The problem — Below are the records; locate each line with the word "täysin" and copy it.

* Start Provided records *

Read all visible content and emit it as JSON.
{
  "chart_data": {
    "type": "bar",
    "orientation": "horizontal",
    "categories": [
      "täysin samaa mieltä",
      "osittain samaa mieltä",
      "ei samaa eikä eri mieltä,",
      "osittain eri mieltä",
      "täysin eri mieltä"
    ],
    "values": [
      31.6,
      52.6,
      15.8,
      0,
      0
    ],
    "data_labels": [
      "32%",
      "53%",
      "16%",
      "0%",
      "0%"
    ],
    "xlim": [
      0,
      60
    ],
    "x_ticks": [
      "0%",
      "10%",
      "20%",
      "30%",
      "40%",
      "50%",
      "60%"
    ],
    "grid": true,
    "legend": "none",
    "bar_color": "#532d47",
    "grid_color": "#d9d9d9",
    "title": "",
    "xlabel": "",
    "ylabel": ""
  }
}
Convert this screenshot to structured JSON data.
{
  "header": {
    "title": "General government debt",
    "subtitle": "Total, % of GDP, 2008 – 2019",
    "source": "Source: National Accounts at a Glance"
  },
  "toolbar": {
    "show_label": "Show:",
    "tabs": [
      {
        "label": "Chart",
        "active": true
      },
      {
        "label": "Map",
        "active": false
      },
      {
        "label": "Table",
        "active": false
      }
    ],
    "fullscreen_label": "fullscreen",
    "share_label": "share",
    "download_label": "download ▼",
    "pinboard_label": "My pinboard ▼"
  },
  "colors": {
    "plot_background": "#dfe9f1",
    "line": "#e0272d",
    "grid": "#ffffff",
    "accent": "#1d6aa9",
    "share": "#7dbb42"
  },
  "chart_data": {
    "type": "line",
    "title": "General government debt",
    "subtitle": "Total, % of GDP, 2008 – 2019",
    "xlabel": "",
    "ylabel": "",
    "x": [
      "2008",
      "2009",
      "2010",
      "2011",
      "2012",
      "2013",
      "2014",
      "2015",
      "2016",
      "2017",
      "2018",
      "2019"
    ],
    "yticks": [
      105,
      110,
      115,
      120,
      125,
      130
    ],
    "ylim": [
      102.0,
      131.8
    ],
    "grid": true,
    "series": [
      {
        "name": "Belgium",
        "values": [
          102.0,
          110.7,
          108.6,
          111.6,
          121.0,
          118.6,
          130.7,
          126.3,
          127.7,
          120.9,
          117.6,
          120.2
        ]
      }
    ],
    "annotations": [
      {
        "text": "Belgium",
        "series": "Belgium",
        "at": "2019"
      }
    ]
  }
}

* End Provided records *

Right answer —
      "täysin samaa mieltä",
      "täysin eri mieltä"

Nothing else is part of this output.